Exercise objective:
Calculate how many lines in the following records hold the word "marker", and report that number without comment.

* * * * *

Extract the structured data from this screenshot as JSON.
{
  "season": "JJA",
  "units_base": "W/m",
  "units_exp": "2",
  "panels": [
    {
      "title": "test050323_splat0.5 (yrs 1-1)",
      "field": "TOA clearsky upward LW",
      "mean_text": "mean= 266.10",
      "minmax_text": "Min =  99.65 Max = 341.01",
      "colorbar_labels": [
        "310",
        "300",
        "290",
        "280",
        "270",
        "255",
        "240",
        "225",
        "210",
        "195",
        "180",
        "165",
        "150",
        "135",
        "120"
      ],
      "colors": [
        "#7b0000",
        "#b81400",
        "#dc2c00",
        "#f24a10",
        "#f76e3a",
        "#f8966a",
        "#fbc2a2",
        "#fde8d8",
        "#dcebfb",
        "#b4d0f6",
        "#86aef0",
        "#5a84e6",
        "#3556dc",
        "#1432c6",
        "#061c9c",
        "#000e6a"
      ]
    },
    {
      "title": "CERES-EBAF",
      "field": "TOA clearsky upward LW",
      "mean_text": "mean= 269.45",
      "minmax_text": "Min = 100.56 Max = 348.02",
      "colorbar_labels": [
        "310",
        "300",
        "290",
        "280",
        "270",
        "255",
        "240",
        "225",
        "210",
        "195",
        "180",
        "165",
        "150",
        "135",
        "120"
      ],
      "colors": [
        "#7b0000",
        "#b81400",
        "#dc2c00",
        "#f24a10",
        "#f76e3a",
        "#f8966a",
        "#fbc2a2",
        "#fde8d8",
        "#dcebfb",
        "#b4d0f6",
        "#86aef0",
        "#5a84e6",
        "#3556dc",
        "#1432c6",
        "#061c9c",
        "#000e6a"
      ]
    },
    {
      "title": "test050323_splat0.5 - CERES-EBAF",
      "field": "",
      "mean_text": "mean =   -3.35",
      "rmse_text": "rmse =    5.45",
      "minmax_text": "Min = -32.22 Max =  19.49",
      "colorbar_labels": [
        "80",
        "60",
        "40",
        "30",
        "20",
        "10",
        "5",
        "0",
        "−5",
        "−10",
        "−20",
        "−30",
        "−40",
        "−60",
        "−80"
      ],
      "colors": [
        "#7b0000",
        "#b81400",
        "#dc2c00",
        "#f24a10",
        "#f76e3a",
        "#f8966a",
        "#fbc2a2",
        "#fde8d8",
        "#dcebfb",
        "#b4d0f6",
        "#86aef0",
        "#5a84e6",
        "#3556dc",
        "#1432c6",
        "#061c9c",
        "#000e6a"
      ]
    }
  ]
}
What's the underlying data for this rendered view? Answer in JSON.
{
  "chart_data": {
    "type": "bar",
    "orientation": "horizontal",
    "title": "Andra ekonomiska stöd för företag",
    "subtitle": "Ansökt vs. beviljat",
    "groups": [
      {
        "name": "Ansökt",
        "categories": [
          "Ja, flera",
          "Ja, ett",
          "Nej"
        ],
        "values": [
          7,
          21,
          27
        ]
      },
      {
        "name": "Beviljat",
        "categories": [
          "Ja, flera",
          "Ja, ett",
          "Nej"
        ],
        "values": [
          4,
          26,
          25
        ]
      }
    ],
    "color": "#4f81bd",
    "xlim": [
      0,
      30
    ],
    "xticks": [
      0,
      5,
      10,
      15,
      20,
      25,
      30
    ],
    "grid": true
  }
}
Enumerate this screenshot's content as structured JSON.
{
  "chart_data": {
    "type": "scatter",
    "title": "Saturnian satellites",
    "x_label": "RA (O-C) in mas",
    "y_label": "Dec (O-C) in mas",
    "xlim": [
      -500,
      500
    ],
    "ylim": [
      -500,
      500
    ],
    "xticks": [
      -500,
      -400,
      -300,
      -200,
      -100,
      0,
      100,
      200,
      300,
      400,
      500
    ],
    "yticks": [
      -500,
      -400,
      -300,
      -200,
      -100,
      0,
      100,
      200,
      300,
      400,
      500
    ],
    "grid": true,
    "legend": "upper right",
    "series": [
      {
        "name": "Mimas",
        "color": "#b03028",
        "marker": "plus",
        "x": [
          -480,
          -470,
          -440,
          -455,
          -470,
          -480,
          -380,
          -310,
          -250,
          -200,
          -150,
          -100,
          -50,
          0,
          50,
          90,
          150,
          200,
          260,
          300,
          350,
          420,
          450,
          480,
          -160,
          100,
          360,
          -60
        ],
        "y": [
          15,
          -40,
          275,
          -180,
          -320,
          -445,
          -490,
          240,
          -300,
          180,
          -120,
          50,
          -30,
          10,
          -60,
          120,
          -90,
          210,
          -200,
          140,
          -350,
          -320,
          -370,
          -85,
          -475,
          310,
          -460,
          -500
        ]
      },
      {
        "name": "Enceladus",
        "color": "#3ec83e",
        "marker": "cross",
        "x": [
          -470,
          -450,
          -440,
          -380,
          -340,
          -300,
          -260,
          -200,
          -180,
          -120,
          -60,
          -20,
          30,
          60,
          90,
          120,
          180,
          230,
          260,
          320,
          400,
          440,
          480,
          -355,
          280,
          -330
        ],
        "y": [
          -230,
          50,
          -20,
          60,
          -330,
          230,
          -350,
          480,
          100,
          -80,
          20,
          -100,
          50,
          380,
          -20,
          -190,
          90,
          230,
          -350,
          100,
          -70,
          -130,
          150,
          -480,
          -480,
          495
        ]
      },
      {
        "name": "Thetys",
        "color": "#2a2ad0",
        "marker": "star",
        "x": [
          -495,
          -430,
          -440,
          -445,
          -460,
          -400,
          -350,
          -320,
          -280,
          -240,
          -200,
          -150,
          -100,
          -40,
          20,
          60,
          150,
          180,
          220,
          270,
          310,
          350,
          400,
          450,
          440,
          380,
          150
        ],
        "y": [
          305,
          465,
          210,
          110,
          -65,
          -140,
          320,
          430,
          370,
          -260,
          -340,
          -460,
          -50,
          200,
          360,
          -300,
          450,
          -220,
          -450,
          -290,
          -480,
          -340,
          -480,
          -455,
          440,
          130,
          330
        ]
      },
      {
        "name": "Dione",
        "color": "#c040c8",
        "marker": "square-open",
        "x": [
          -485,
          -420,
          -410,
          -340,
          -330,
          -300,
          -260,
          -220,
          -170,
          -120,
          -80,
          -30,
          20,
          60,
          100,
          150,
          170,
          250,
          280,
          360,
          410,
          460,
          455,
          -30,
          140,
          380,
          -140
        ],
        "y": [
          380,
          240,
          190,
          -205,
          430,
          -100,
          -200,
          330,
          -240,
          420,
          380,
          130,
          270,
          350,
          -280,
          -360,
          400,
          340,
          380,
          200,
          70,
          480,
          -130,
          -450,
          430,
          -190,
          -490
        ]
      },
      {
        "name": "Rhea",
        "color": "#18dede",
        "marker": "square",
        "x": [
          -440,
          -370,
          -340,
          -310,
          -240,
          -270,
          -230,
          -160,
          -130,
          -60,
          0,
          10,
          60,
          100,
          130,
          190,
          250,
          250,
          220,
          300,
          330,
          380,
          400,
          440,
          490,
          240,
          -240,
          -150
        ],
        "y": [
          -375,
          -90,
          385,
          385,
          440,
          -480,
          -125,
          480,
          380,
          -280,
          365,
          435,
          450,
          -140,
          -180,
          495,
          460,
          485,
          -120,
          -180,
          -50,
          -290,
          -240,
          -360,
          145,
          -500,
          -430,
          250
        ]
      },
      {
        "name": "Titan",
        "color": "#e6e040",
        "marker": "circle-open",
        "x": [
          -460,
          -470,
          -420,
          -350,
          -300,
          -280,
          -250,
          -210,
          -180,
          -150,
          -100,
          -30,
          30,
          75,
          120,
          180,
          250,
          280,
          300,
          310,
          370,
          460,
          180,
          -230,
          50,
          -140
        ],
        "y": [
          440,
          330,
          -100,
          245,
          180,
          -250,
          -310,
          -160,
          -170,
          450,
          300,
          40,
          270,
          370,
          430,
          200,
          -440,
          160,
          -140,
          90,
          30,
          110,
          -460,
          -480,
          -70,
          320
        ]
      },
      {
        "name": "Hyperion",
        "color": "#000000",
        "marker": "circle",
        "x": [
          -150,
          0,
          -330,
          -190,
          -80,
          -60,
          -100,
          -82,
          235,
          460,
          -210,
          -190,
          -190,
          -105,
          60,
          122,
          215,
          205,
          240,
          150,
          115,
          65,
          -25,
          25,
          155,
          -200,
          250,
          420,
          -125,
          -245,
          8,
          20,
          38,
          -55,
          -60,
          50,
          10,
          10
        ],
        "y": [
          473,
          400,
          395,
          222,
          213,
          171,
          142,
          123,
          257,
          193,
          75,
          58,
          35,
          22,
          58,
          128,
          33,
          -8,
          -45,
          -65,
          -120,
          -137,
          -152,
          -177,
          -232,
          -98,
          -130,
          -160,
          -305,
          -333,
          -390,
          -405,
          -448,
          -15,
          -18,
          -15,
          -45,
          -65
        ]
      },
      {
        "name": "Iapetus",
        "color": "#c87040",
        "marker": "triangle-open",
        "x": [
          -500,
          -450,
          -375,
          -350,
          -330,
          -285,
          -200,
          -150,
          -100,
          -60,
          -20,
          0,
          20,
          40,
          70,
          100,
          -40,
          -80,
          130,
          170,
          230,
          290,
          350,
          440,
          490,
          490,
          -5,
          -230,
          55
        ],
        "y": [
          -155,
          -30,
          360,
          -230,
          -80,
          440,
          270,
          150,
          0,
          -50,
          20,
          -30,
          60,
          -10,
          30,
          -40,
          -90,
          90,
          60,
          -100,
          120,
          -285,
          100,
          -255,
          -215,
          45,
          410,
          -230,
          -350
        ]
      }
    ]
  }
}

* * * * *

Task response:
8